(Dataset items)
= = =

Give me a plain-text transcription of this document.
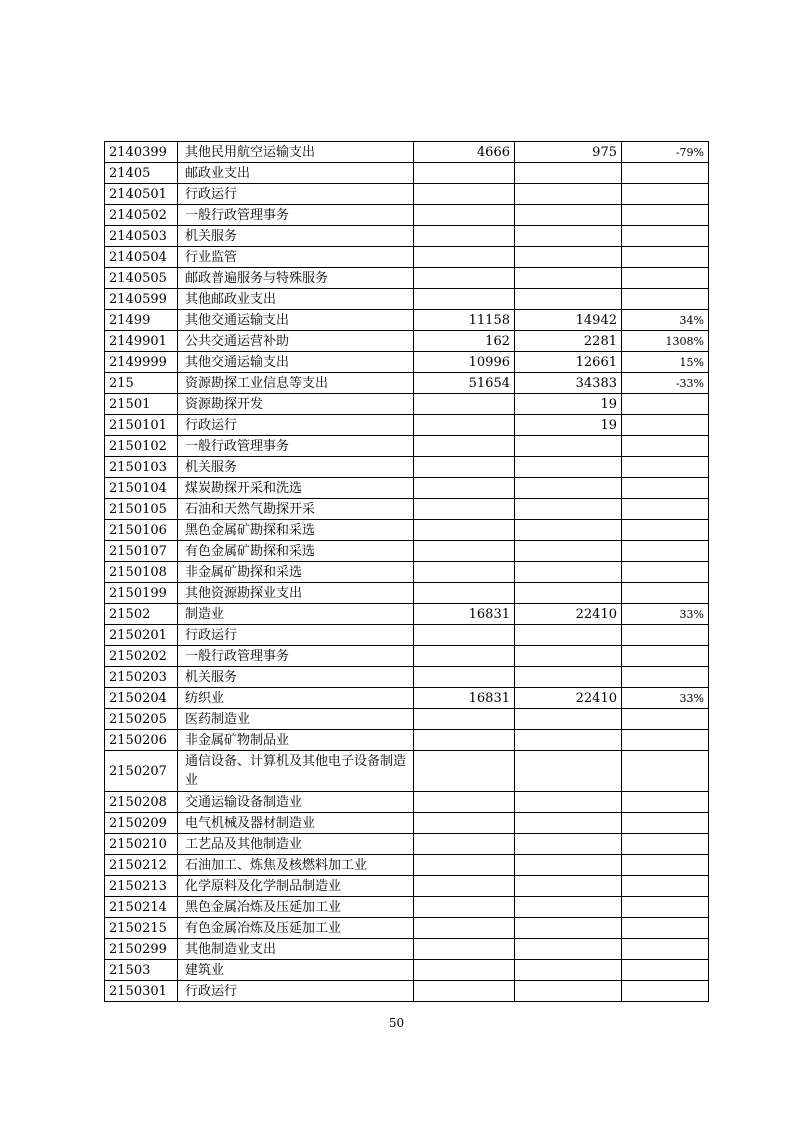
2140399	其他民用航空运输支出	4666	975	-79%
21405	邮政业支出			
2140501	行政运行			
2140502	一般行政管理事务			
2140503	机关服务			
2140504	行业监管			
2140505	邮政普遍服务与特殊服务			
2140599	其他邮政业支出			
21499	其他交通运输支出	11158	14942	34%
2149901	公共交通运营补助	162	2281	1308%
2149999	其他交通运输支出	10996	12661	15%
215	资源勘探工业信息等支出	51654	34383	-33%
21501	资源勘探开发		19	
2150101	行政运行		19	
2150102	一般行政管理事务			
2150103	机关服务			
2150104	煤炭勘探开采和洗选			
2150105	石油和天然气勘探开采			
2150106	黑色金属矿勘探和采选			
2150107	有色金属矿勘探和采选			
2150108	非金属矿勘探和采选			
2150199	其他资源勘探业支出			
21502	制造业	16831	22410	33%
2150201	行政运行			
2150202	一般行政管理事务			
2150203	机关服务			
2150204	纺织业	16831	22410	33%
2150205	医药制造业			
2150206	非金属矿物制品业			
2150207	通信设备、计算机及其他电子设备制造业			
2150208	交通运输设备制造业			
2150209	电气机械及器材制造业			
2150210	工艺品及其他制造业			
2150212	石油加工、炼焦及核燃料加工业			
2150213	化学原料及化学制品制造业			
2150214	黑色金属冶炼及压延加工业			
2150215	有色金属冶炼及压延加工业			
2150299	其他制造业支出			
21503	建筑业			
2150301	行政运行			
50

= = =

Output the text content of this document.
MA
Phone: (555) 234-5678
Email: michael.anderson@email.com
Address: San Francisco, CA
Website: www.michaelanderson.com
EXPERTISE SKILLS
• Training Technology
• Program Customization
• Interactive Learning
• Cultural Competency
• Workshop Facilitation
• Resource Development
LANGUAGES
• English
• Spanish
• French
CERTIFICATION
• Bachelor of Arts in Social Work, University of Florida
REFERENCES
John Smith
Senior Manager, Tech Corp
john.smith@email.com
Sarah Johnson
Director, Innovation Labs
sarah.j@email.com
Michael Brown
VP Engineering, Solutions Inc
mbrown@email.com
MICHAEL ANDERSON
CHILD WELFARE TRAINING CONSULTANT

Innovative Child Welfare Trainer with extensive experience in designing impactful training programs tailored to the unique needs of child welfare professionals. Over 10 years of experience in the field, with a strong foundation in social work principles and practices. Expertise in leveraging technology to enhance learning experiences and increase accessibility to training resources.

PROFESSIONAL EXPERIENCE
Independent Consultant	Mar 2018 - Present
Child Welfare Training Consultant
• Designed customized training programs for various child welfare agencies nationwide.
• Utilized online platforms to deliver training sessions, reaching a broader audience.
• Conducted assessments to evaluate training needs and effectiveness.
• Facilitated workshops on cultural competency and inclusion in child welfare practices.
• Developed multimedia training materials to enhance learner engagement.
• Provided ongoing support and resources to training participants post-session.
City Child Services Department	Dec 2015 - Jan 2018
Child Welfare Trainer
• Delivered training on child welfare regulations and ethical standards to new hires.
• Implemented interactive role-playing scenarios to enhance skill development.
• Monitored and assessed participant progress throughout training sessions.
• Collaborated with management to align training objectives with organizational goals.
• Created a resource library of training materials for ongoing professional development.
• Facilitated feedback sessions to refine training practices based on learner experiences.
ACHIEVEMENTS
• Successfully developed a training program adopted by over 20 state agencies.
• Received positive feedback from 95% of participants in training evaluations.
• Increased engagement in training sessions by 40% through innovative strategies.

= = =

* **DIRECTIONS**
How many lines in the listing contain "其他交通运输支出"? Answer with the number alone.

* **RESPONSE TO THIS EXERCISE**
2